PROBLEM TO WORK ON -
Return every line of the rows that contains the string "Townhouse".

ENTRIES -
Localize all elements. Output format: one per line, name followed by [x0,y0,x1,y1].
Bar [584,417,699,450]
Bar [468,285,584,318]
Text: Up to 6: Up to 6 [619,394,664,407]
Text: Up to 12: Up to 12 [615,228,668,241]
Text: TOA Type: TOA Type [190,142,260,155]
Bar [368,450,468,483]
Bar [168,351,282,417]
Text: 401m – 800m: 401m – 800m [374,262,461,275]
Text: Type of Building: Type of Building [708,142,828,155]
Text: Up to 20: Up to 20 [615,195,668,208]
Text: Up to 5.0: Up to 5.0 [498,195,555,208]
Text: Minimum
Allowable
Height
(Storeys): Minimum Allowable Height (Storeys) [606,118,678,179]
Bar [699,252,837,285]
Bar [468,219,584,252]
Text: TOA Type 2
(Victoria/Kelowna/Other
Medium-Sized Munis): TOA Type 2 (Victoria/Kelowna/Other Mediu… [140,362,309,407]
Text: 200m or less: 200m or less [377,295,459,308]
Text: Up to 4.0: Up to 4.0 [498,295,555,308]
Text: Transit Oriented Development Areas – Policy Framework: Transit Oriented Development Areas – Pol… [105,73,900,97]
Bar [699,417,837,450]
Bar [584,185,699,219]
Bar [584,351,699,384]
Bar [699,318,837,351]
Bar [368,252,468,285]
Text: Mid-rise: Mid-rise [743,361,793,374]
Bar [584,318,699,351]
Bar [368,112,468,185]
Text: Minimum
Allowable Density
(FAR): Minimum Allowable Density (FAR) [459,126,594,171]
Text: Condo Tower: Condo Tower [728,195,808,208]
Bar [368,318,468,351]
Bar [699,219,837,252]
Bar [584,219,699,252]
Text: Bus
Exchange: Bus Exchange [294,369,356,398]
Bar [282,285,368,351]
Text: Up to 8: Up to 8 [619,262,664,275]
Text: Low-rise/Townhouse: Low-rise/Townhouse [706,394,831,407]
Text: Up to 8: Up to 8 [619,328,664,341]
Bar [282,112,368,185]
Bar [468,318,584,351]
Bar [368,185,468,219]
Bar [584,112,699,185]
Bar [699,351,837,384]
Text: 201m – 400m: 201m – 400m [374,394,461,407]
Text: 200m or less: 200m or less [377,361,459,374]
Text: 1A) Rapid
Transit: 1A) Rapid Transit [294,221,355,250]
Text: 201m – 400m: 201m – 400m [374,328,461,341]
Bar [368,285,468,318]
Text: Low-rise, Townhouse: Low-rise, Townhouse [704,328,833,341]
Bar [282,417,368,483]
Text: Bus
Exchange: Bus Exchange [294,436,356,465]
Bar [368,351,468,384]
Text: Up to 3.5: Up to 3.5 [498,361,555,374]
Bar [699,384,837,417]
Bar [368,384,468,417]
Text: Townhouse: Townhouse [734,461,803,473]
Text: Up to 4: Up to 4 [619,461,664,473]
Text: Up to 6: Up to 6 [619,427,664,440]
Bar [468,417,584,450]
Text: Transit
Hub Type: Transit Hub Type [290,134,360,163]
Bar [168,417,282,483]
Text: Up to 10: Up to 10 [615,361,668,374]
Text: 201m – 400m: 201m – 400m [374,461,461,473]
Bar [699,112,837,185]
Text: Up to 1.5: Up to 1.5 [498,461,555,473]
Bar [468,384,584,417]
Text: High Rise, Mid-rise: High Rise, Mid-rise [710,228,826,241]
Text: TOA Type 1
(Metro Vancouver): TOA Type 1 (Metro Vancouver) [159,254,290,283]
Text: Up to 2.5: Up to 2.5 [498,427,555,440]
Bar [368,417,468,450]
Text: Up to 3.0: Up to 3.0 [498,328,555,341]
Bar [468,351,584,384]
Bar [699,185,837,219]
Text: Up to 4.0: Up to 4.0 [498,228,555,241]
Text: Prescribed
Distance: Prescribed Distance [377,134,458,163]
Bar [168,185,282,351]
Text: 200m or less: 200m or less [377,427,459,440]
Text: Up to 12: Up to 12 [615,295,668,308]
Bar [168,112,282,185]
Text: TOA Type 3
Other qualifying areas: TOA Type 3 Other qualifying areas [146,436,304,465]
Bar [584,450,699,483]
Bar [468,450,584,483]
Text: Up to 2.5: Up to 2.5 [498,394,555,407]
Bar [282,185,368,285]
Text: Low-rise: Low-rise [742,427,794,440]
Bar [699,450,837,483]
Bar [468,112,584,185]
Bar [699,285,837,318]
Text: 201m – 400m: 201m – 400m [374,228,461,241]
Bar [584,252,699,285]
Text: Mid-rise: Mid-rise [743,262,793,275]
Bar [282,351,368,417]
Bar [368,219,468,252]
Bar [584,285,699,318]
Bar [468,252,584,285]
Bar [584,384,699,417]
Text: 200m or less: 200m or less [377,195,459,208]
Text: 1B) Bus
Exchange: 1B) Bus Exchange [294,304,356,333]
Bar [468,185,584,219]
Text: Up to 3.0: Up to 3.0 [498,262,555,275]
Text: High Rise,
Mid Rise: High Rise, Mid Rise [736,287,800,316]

ANSWER -
Text: Low-rise/Townhouse: Low-rise/Townhouse [706,394,831,407]
Text: Low-rise, Townhouse: Low-rise, Townhouse [704,328,833,341]
Text: Townhouse: Townhouse [734,461,803,473]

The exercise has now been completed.